(Dataset items)
□ □ □ □ □
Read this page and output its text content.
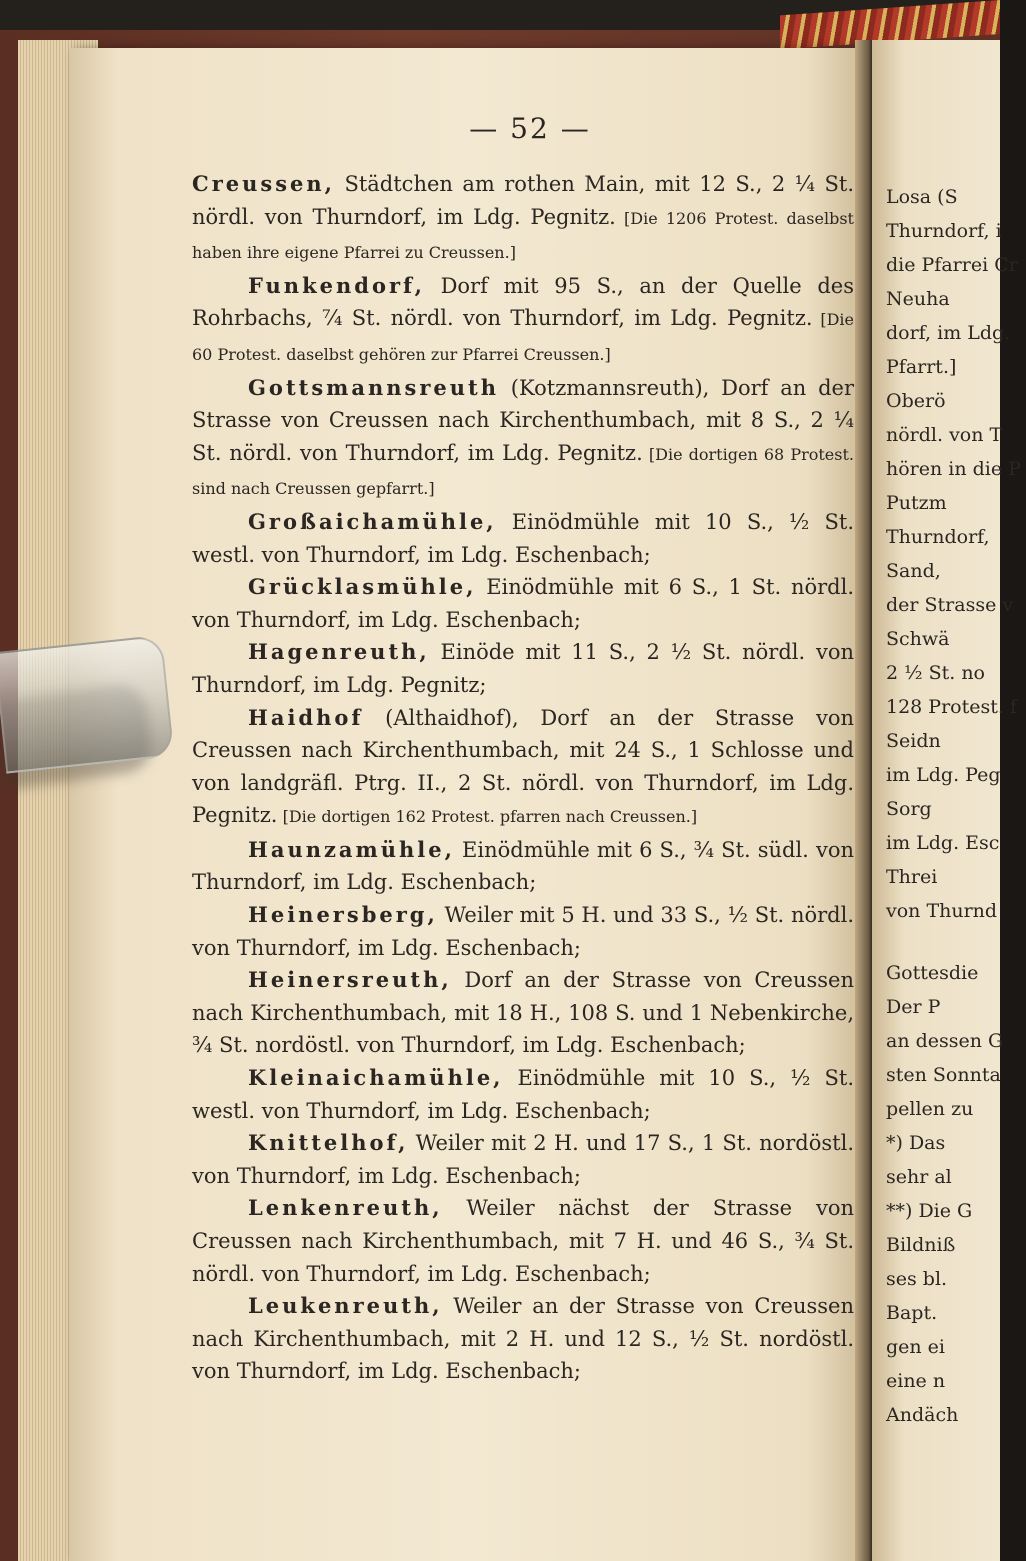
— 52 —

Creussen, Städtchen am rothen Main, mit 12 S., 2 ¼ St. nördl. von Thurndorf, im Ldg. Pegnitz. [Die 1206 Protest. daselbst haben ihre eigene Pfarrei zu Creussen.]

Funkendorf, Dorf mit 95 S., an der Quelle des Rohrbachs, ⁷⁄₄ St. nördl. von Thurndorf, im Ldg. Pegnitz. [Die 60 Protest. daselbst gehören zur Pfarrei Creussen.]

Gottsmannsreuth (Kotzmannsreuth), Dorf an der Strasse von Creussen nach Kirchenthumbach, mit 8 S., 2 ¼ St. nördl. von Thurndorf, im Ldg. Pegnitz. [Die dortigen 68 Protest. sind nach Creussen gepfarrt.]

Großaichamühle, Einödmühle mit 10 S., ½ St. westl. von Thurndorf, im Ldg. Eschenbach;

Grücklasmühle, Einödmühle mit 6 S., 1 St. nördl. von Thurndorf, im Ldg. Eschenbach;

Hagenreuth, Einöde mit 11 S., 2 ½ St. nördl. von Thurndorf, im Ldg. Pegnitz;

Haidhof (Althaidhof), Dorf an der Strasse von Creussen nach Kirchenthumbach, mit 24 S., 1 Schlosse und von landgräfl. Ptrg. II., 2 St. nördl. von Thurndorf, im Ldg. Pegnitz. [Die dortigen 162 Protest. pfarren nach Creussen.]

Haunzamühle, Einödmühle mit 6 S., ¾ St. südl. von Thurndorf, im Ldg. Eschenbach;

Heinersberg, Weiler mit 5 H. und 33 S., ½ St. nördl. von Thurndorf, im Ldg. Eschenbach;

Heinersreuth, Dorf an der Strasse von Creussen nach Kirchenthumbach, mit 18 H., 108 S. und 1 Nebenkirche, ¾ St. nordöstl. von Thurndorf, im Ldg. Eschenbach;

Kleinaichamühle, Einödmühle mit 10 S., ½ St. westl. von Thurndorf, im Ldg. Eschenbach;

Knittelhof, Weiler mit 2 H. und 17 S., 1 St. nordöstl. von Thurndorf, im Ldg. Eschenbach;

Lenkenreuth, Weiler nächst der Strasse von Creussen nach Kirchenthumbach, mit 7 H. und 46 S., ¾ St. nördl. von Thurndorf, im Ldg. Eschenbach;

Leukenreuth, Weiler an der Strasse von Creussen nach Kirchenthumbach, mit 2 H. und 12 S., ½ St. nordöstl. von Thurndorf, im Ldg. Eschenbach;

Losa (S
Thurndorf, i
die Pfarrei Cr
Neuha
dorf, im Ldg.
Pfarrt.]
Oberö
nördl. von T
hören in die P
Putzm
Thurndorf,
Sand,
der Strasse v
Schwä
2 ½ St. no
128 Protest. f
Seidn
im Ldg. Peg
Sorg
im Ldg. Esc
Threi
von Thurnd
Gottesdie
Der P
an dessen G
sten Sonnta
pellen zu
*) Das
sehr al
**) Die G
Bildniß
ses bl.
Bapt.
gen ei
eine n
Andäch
□ □ □ □ □
Objective
Pictures in the records above are not copied; print everything else exactly.

Exercise output
Read this page and output its text content.
— 52 —

Creussen, Städtchen am rothen Main, mit 12 S., 2 ¼ St. nördl. von Thurndorf, im Ldg. Pegnitz. [Die 1206 Protest. daselbst haben ihre eigene Pfarrei zu Creussen.]

Funkendorf, Dorf mit 95 S., an der Quelle des Rohrbachs, ⁷⁄₄ St. nördl. von Thurndorf, im Ldg. Pegnitz. [Die 60 Protest. daselbst gehören zur Pfarrei Creussen.]

Gottsmannsreuth (Kotzmannsreuth), Dorf an der Strasse von Creussen nach Kirchenthumbach, mit 8 S., 2 ¼ St. nördl. von Thurndorf, im Ldg. Pegnitz. [Die dortigen 68 Protest. sind nach Creussen gepfarrt.]

Großaichamühle, Einödmühle mit 10 S., ½ St. westl. von Thurndorf, im Ldg. Eschenbach;

Grücklasmühle, Einödmühle mit 6 S., 1 St. nördl. von Thurndorf, im Ldg. Eschenbach;

Hagenreuth, Einöde mit 11 S., 2 ½ St. nördl. von Thurndorf, im Ldg. Pegnitz;

Haidhof (Althaidhof), Dorf an der Strasse von Creussen nach Kirchenthumbach, mit 24 S., 1 Schlosse und von landgräfl. Ptrg. II., 2 St. nördl. von Thurndorf, im Ldg. Pegnitz. [Die dortigen 162 Protest. pfarren nach Creussen.]

Haunzamühle, Einödmühle mit 6 S., ¾ St. südl. von Thurndorf, im Ldg. Eschenbach;

Heinersberg, Weiler mit 5 H. und 33 S., ½ St. nördl. von Thurndorf, im Ldg. Eschenbach;

Heinersreuth, Dorf an der Strasse von Creussen nach Kirchenthumbach, mit 18 H., 108 S. und 1 Nebenkirche, ¾ St. nordöstl. von Thurndorf, im Ldg. Eschenbach;

Kleinaichamühle, Einödmühle mit 10 S., ½ St. westl. von Thurndorf, im Ldg. Eschenbach;

Knittelhof, Weiler mit 2 H. und 17 S., 1 St. nordöstl. von Thurndorf, im Ldg. Eschenbach;

Lenkenreuth, Weiler nächst der Strasse von Creussen nach Kirchenthumbach, mit 7 H. und 46 S., ¾ St. nördl. von Thurndorf, im Ldg. Eschenbach;

Leukenreuth, Weiler an der Strasse von Creussen nach Kirchenthumbach, mit 2 H. und 12 S., ½ St. nordöstl. von Thurndorf, im Ldg. Eschenbach;

Losa (S
Thurndorf, i
die Pfarrei Cr
Neuha
dorf, im Ldg.
Pfarrt.]
Oberö
nördl. von T
hören in die P
Putzm
Thurndorf,
Sand,
der Strasse v
Schwä
2 ½ St. no
128 Protest. f
Seidn
im Ldg. Peg
Sorg
im Ldg. Esc
Threi
von Thurnd
Gottesdie
Der P
an dessen G
sten Sonnta
pellen zu
*) Das
sehr al
**) Die G
Bildniß
ses bl.
Bapt.
gen ei
eine n
Andäch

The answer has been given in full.